_What you need to do_: Scan the records for the string "Arrêt"; copy each line where it occurs.

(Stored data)
* Begin *
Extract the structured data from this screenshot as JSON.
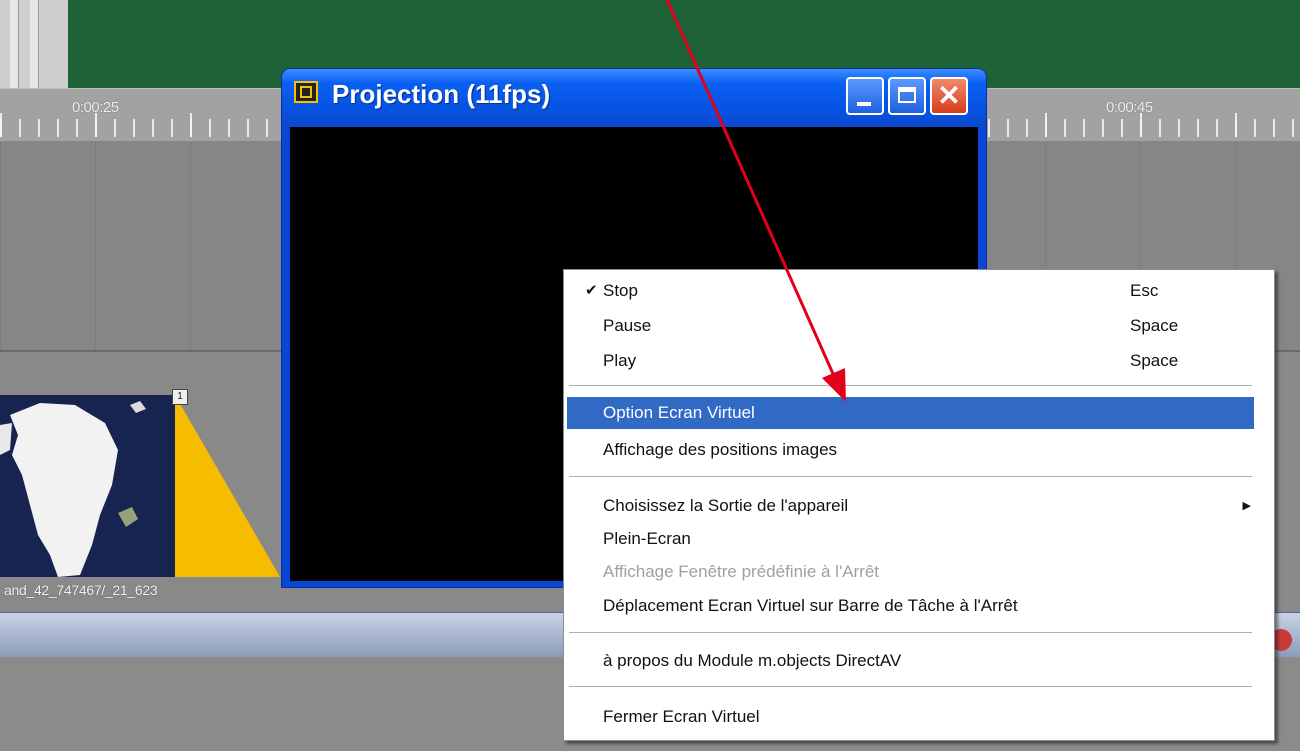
{
  "ruler": {
    "time_left": "0:00:25",
    "time_right": "0:00:45"
  },
  "clip": {
    "name": "and_42_747467/_21_623",
    "marker": "1"
  },
  "projection_window": {
    "title": "Projection (11fps)"
  },
  "context_menu": {
    "items": [
      {
        "label": "Stop",
        "shortcut": "Esc",
        "checked": true
      },
      {
        "label": "Pause",
        "shortcut": "Space"
      },
      {
        "label": "Play",
        "shortcut": "Space"
      },
      {
        "label": "Option Ecran Virtuel",
        "highlighted": true
      },
      {
        "label": "Affichage des positions images"
      },
      {
        "label": "Choisissez la Sortie de l'appareil",
        "submenu": true
      },
      {
        "label": "Plein-Ecran"
      },
      {
        "label": "Affichage Fenêtre prédéfinie à l'Arrêt",
        "disabled": true
      },
      {
        "label": "Déplacement Ecran Virtuel sur Barre de Tâche à l'Arrêt"
      },
      {
        "label": "à propos du Module m.objects DirectAV"
      },
      {
        "label": "Fermer Ecran Virtuel"
      }
    ]
  },
  "colors": {
    "accent": "#316ac5",
    "title_bar": "#0a5ff2",
    "annotation_arrow": "#e3001b",
    "green_area": "#1e6238",
    "transition": "#f5bc00"
  },
  "icons": {
    "window": "projection-app-icon",
    "minimize": "minimize-icon",
    "maximize": "maximize-icon",
    "close": "close-icon",
    "check": "checkmark-icon",
    "submenu": "submenu-arrow-icon"
  }
}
* End *
_Completed exercise_:
        "label": "Affichage Fenêtre prédéfinie à l'Arrêt",
        "label": "Déplacement Ecran Virtuel sur Barre de Tâche à l'Arrêt"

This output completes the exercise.